▶ What to do
Return the passage on animal rights word for word from "Tom Regan (The" up to and including "and commercial hunting.".
— Begin Source excerpt —
Although Singer is said to be one of the ideological founders of today's animal rights movement, his philosophical approach to an animal's moral status is not based on the concept of rights, but on the principle of equal consideration of interests. His book, Animal Liberation, argues that humans grant moral consideration to other humans not on the basis of intelligence (in the instance of children, or the mentally disabled), on ability to moralize (criminals and the insane), or on any other attribute that is inherently human, but rather on their ability to experience suffering. As animals also experience suffering, he argues, excluding animals from such consideration is a form of discrimination he calls 'speciesism'.

Tom Regan (The Case for Animal Rights), on the other side, claims that non-human animals that are so-called "subjects-of-a-life" are bearers of rights like humans, although not necessarily of the same degree. This means that animals in this class have "inherent value" as individuals, and cannot merely be considered as means for an end. This is also called a "direct duty" view on the moral status of non-human animals. According to Regan we should abolish the breeding of animals for food, animal experimentation and commercial hunting.
— End Source excerpt —
— Begin Data extract —
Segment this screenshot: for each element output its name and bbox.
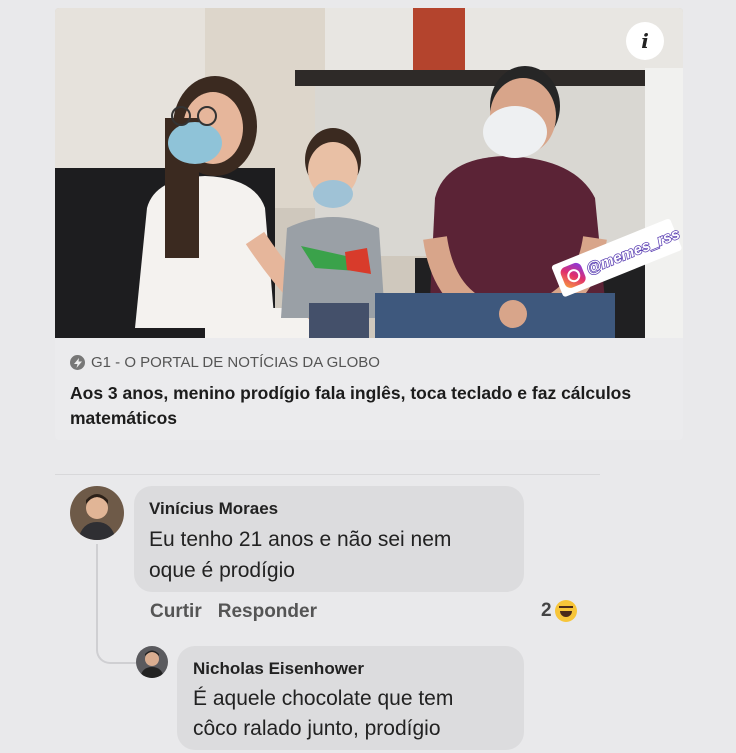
— End Data extract —
— Begin Data extract —
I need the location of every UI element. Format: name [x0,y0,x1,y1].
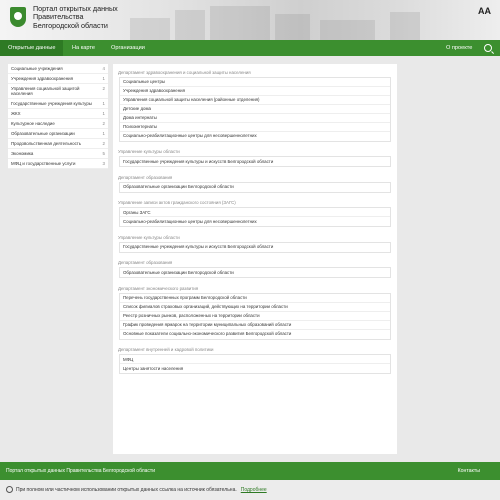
— End Data extract —
▶ Complete answer
Tom Regan (The Case for Animal Rights), on the other side, claims that non-human animals that are so-called "subjects-of-a-life" are bearers of rights like humans, although not necessarily of the same degree. This means that animals in this class have "inherent value" as individuals, and cannot merely be considered as means for an end. This is also called a "direct duty" view on the moral status of non-human animals. According to Regan we should abolish the breeding of animals for food, animal experimentation and commercial hunting.